[Directions for this task]
Repeat the data below exactly, dropping any pictures it holds.

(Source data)
--------------------
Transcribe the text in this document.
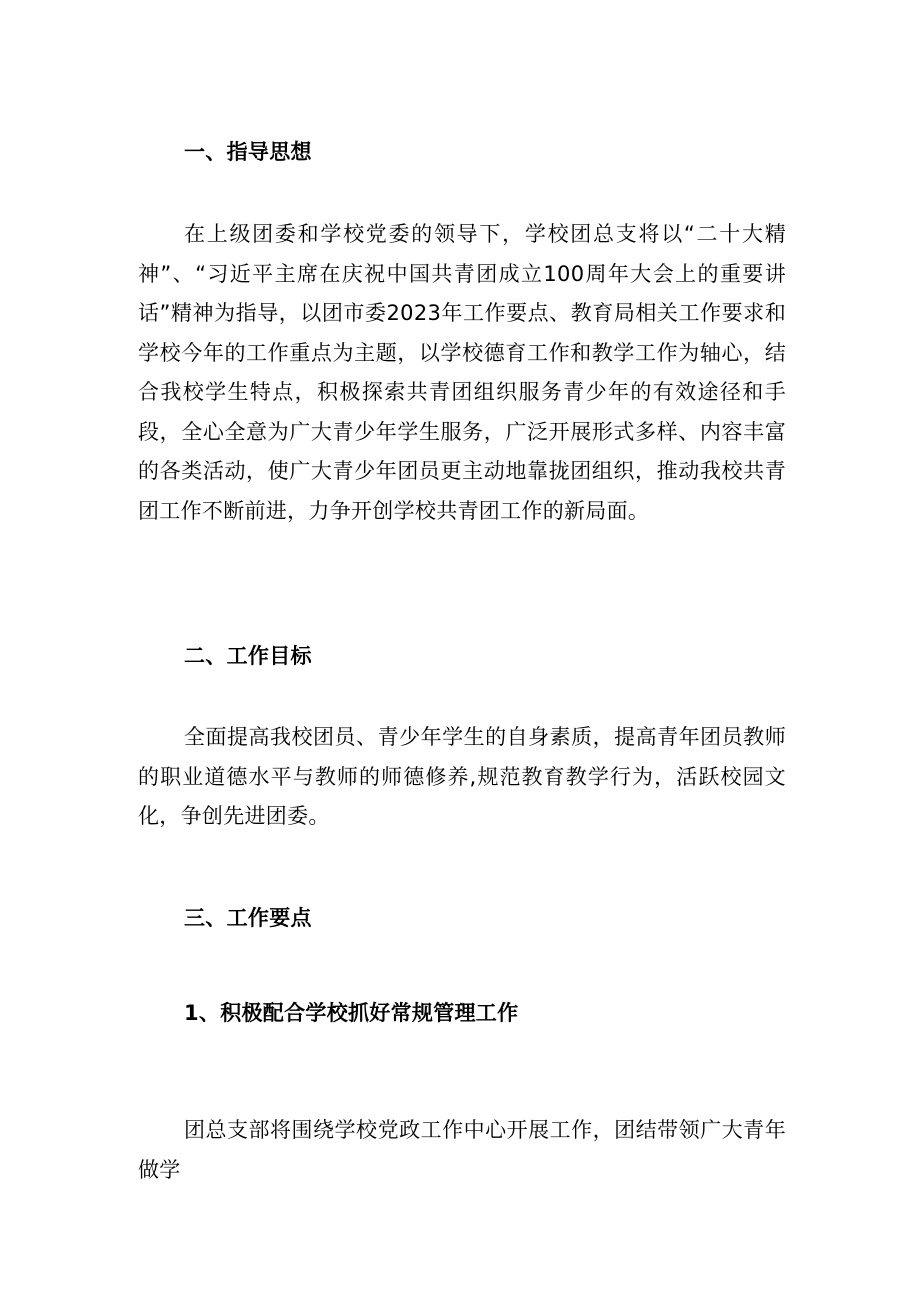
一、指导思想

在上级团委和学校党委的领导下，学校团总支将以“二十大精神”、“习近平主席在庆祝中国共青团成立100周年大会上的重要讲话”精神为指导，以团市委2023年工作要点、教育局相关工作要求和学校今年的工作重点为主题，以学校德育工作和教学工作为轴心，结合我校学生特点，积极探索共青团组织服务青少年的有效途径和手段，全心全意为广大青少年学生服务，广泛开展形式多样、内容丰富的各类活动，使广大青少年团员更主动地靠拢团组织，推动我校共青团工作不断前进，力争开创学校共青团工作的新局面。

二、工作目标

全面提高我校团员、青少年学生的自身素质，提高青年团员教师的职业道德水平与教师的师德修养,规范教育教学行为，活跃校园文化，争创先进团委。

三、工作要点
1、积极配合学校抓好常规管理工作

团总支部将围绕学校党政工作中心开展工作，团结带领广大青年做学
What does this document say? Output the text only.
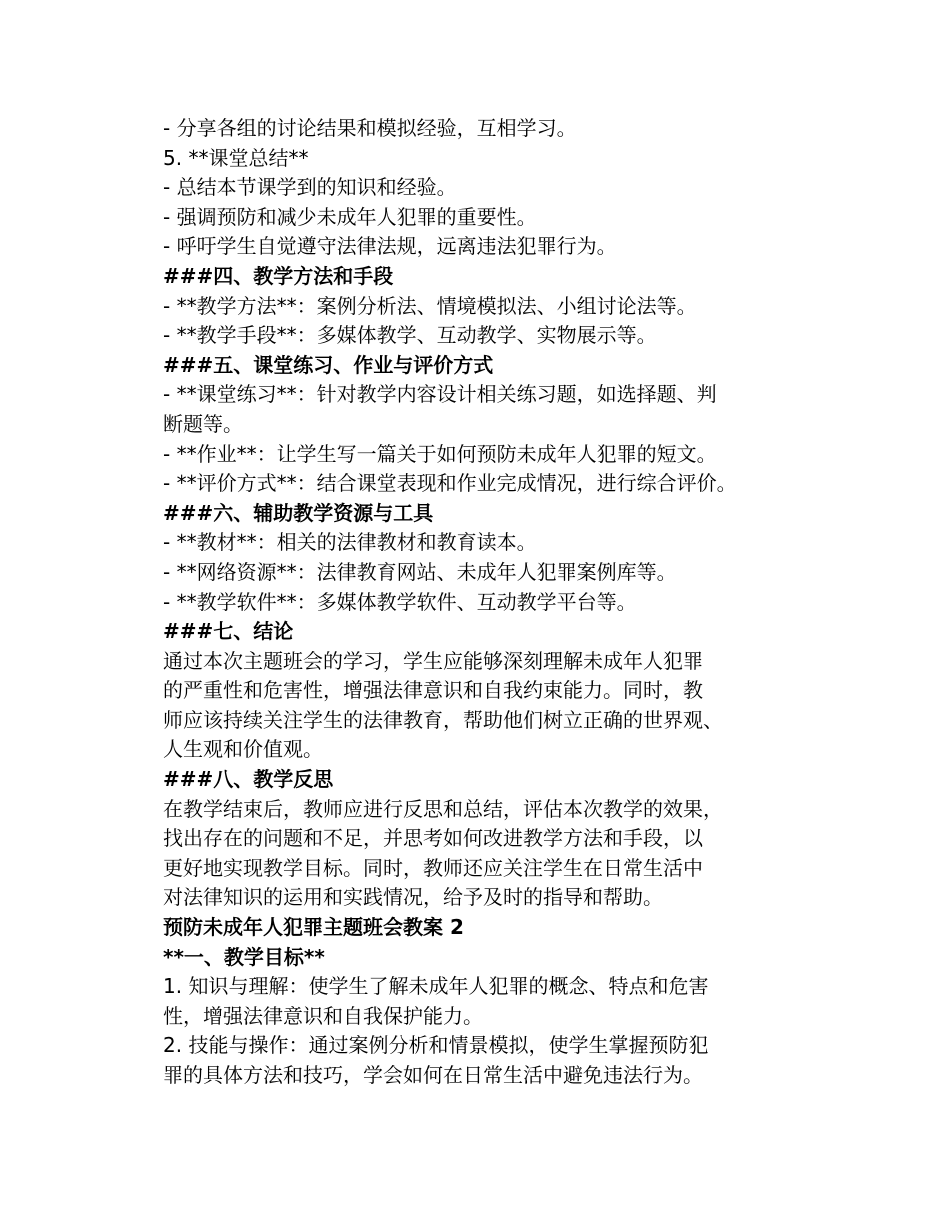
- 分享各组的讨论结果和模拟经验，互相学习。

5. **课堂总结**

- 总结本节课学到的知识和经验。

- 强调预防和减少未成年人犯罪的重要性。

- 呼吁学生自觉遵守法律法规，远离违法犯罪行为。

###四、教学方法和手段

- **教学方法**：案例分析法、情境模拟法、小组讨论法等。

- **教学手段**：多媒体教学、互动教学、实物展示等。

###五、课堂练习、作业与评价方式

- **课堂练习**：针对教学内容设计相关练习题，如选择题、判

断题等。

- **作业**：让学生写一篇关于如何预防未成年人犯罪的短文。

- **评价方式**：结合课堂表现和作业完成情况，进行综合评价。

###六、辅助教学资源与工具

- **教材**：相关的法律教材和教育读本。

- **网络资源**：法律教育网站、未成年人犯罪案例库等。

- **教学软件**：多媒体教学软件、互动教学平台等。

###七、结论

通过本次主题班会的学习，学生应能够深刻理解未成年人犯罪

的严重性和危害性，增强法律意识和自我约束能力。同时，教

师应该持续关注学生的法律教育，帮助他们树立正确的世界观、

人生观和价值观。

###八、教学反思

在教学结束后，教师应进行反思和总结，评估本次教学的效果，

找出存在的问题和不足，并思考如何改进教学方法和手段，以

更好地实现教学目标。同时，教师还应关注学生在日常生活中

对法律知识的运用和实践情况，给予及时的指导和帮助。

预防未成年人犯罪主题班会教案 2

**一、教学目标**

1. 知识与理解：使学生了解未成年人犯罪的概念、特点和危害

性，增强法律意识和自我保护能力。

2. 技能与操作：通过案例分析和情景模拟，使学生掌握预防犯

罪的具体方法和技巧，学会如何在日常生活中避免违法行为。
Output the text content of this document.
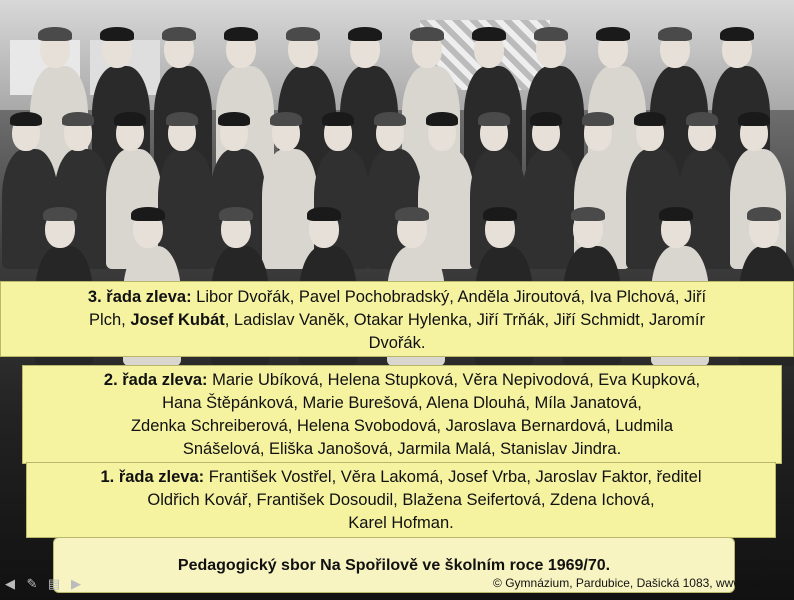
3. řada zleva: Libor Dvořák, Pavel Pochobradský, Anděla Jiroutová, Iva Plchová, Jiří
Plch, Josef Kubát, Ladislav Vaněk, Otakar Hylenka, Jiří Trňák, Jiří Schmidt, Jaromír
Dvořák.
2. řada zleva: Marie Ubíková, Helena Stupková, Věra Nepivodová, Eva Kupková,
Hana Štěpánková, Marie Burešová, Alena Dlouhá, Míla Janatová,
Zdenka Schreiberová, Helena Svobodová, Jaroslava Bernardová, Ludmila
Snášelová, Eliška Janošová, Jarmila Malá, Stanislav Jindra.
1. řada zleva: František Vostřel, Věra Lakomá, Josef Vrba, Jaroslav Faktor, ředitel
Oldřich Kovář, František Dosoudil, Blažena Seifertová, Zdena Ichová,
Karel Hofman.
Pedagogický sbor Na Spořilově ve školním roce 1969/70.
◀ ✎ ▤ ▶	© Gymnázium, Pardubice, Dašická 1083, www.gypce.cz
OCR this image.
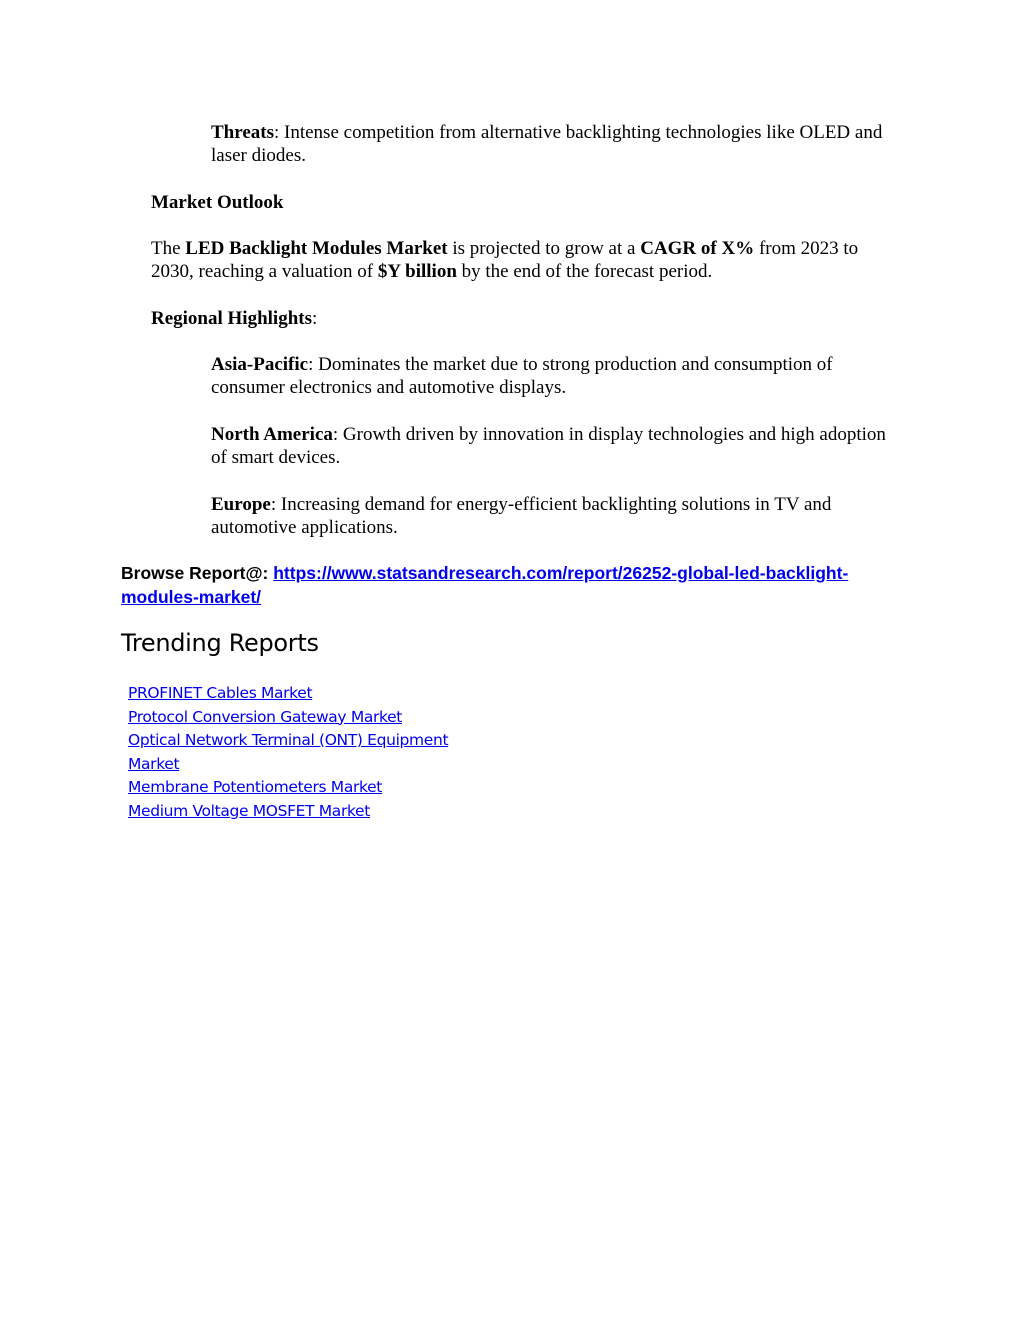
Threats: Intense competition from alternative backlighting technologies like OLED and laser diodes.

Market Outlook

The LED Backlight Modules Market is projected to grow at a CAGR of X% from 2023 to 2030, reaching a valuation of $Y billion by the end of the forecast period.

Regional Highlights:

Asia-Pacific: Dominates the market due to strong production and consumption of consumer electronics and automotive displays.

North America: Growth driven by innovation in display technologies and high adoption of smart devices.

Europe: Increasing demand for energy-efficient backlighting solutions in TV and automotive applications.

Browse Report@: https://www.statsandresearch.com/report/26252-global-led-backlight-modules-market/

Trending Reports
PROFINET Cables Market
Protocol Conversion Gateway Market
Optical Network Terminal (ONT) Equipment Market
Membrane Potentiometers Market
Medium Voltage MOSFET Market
--------------------
[Result of this task]
Transcribe the text in this document.
一、指导思想

在上级团委和学校党委的领导下，学校团总支将以“二十大精神”、“习近平主席在庆祝中国共青团成立100周年大会上的重要讲话”精神为指导，以团市委2023年工作要点、教育局相关工作要求和学校今年的工作重点为主题，以学校德育工作和教学工作为轴心，结合我校学生特点，积极探索共青团组织服务青少年的有效途径和手段，全心全意为广大青少年学生服务，广泛开展形式多样、内容丰富的各类活动，使广大青少年团员更主动地靠拢团组织，推动我校共青团工作不断前进，力争开创学校共青团工作的新局面。

二、工作目标

全面提高我校团员、青少年学生的自身素质，提高青年团员教师的职业道德水平与教师的师德修养,规范教育教学行为，活跃校园文化，争创先进团委。

三、工作要点
1、积极配合学校抓好常规管理工作

团总支部将围绕学校党政工作中心开展工作，团结带领广大青年做学
What does this document say? Output the text only.
- 分享各组的讨论结果和模拟经验，互相学习。

5. **课堂总结**

- 总结本节课学到的知识和经验。

- 强调预防和减少未成年人犯罪的重要性。

- 呼吁学生自觉遵守法律法规，远离违法犯罪行为。

###四、教学方法和手段

- **教学方法**：案例分析法、情境模拟法、小组讨论法等。

- **教学手段**：多媒体教学、互动教学、实物展示等。

###五、课堂练习、作业与评价方式

- **课堂练习**：针对教学内容设计相关练习题，如选择题、判

断题等。

- **作业**：让学生写一篇关于如何预防未成年人犯罪的短文。

- **评价方式**：结合课堂表现和作业完成情况，进行综合评价。

###六、辅助教学资源与工具

- **教材**：相关的法律教材和教育读本。

- **网络资源**：法律教育网站、未成年人犯罪案例库等。

- **教学软件**：多媒体教学软件、互动教学平台等。

###七、结论

通过本次主题班会的学习，学生应能够深刻理解未成年人犯罪

的严重性和危害性，增强法律意识和自我约束能力。同时，教

师应该持续关注学生的法律教育，帮助他们树立正确的世界观、

人生观和价值观。

###八、教学反思

在教学结束后，教师应进行反思和总结，评估本次教学的效果，

找出存在的问题和不足，并思考如何改进教学方法和手段，以

更好地实现教学目标。同时，教师还应关注学生在日常生活中

对法律知识的运用和实践情况，给予及时的指导和帮助。

预防未成年人犯罪主题班会教案 2

**一、教学目标**

1. 知识与理解：使学生了解未成年人犯罪的概念、特点和危害

性，增强法律意识和自我保护能力。

2. 技能与操作：通过案例分析和情景模拟，使学生掌握预防犯

罪的具体方法和技巧，学会如何在日常生活中避免违法行为。
Output the text content of this document.
3. řada zleva: Libor Dvořák, Pavel Pochobradský, Anděla Jiroutová, Iva Plchová, Jiří
Plch, Josef Kubát, Ladislav Vaněk, Otakar Hylenka, Jiří Trňák, Jiří Schmidt, Jaromír
Dvořák.
2. řada zleva: Marie Ubíková, Helena Stupková, Věra Nepivodová, Eva Kupková,
Hana Štěpánková, Marie Burešová, Alena Dlouhá, Míla Janatová,
Zdenka Schreiberová, Helena Svobodová, Jaroslava Bernardová, Ludmila
Snášelová, Eliška Janošová, Jarmila Malá, Stanislav Jindra.
1. řada zleva: František Vostřel, Věra Lakomá, Josef Vrba, Jaroslav Faktor, ředitel
Oldřich Kovář, František Dosoudil, Blažena Seifertová, Zdena Ichová,
Karel Hofman.
Pedagogický sbor Na Spořilově ve školním roce 1969/70.
◀ ✎ ▤ ▶	© Gymnázium, Pardubice, Dašická 1083, www.gypce.cz
OCR this image.
Threats: Intense competition from alternative backlighting technologies like OLED and laser diodes.

Market Outlook

The LED Backlight Modules Market is projected to grow at a CAGR of X% from 2023 to 2030, reaching a valuation of $Y billion by the end of the forecast period.

Regional Highlights:

Asia-Pacific: Dominates the market due to strong production and consumption of consumer electronics and automotive displays.

North America: Growth driven by innovation in display technologies and high adoption of smart devices.

Europe: Increasing demand for energy-efficient backlighting solutions in TV and automotive applications.

Browse Report@: https://www.statsandresearch.com/report/26252-global-led-backlight-modules-market/

Trending Reports
PROFINET Cables Market
Protocol Conversion Gateway Market
Optical Network Terminal (ONT) Equipment Market
Membrane Potentiometers Market
Medium Voltage MOSFET Market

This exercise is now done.